• Challenge:
Output the data below in full, byte for byte. Nothing may differ.

(Stored entries)

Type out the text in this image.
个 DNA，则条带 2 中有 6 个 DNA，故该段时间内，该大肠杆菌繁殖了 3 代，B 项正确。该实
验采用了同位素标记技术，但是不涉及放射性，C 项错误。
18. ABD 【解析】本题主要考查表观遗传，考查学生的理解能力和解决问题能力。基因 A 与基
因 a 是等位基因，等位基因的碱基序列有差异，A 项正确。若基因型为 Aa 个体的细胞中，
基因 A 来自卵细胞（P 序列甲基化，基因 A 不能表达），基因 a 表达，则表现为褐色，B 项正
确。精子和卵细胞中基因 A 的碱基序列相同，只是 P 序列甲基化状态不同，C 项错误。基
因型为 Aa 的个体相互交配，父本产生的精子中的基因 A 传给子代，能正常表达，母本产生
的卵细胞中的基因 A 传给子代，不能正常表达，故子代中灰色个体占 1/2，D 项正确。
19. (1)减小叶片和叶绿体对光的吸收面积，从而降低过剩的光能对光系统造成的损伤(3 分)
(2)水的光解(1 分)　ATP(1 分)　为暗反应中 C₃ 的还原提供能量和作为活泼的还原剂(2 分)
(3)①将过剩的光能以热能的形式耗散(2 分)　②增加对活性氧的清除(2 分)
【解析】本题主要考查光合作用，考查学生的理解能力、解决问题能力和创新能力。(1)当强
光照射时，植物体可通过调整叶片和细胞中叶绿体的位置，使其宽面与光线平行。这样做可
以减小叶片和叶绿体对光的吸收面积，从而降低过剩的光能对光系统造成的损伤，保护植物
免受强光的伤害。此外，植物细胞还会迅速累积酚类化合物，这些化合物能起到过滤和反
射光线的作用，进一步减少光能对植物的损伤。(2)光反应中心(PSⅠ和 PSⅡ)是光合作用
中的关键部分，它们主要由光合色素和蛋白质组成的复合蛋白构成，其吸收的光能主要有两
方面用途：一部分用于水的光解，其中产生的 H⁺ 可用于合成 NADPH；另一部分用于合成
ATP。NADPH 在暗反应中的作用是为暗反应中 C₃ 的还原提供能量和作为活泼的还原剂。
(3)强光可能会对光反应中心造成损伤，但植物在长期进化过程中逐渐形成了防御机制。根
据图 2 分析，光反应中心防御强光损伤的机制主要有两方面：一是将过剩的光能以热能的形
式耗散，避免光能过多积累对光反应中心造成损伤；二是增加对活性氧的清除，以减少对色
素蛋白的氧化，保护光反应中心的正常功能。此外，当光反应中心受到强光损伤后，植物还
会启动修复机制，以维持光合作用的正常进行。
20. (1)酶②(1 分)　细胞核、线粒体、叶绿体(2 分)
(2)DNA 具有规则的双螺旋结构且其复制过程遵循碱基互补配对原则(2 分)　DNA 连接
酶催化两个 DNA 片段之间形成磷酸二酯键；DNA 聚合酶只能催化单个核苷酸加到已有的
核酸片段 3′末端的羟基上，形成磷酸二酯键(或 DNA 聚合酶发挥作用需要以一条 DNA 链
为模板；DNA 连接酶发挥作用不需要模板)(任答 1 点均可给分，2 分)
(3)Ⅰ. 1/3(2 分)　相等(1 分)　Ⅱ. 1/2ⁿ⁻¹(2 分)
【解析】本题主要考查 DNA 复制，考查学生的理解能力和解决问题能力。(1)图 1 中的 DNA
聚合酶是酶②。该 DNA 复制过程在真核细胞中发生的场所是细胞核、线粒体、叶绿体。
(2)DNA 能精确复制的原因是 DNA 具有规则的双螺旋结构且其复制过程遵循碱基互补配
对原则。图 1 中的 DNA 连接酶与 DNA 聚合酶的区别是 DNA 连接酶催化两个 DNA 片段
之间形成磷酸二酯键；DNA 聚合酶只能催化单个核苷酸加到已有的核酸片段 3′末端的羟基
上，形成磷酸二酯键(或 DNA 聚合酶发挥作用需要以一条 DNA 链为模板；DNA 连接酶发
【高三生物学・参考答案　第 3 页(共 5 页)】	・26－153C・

• Answer to the exercise:
Type out the text in this image.
个 DNA，则条带 2 中有 6 个 DNA，故该段时间内，该大肠杆菌繁殖了 3 代，B 项正确。该实
验采用了同位素标记技术，但是不涉及放射性，C 项错误。
18. ABD 【解析】本题主要考查表观遗传，考查学生的理解能力和解决问题能力。基因 A 与基
因 a 是等位基因，等位基因的碱基序列有差异，A 项正确。若基因型为 Aa 个体的细胞中，
基因 A 来自卵细胞（P 序列甲基化，基因 A 不能表达），基因 a 表达，则表现为褐色，B 项正
确。精子和卵细胞中基因 A 的碱基序列相同，只是 P 序列甲基化状态不同，C 项错误。基
因型为 Aa 的个体相互交配，父本产生的精子中的基因 A 传给子代，能正常表达，母本产生
的卵细胞中的基因 A 传给子代，不能正常表达，故子代中灰色个体占 1/2，D 项正确。
19. (1)减小叶片和叶绿体对光的吸收面积，从而降低过剩的光能对光系统造成的损伤(3 分)
(2)水的光解(1 分)　ATP(1 分)　为暗反应中 C₃ 的还原提供能量和作为活泼的还原剂(2 分)
(3)①将过剩的光能以热能的形式耗散(2 分)　②增加对活性氧的清除(2 分)
【解析】本题主要考查光合作用，考查学生的理解能力、解决问题能力和创新能力。(1)当强
光照射时，植物体可通过调整叶片和细胞中叶绿体的位置，使其宽面与光线平行。这样做可
以减小叶片和叶绿体对光的吸收面积，从而降低过剩的光能对光系统造成的损伤，保护植物
免受强光的伤害。此外，植物细胞还会迅速累积酚类化合物，这些化合物能起到过滤和反
射光线的作用，进一步减少光能对植物的损伤。(2)光反应中心(PSⅠ和 PSⅡ)是光合作用
中的关键部分，它们主要由光合色素和蛋白质组成的复合蛋白构成，其吸收的光能主要有两
方面用途：一部分用于水的光解，其中产生的 H⁺ 可用于合成 NADPH；另一部分用于合成
ATP。NADPH 在暗反应中的作用是为暗反应中 C₃ 的还原提供能量和作为活泼的还原剂。
(3)强光可能会对光反应中心造成损伤，但植物在长期进化过程中逐渐形成了防御机制。根
据图 2 分析，光反应中心防御强光损伤的机制主要有两方面：一是将过剩的光能以热能的形
式耗散，避免光能过多积累对光反应中心造成损伤；二是增加对活性氧的清除，以减少对色
素蛋白的氧化，保护光反应中心的正常功能。此外，当光反应中心受到强光损伤后，植物还
会启动修复机制，以维持光合作用的正常进行。
20. (1)酶②(1 分)　细胞核、线粒体、叶绿体(2 分)
(2)DNA 具有规则的双螺旋结构且其复制过程遵循碱基互补配对原则(2 分)　DNA 连接
酶催化两个 DNA 片段之间形成磷酸二酯键；DNA 聚合酶只能催化单个核苷酸加到已有的
核酸片段 3′末端的羟基上，形成磷酸二酯键(或 DNA 聚合酶发挥作用需要以一条 DNA 链
为模板；DNA 连接酶发挥作用不需要模板)(任答 1 点均可给分，2 分)
(3)Ⅰ. 1/3(2 分)　相等(1 分)　Ⅱ. 1/2ⁿ⁻¹(2 分)
【解析】本题主要考查 DNA 复制，考查学生的理解能力和解决问题能力。(1)图 1 中的 DNA
聚合酶是酶②。该 DNA 复制过程在真核细胞中发生的场所是细胞核、线粒体、叶绿体。
(2)DNA 能精确复制的原因是 DNA 具有规则的双螺旋结构且其复制过程遵循碱基互补配
对原则。图 1 中的 DNA 连接酶与 DNA 聚合酶的区别是 DNA 连接酶催化两个 DNA 片段
之间形成磷酸二酯键；DNA 聚合酶只能催化单个核苷酸加到已有的核酸片段 3′末端的羟基
上，形成磷酸二酯键(或 DNA 聚合酶发挥作用需要以一条 DNA 链为模板；DNA 连接酶发
【高三生物学・参考答案　第 3 页(共 5 页)】	・26－153C・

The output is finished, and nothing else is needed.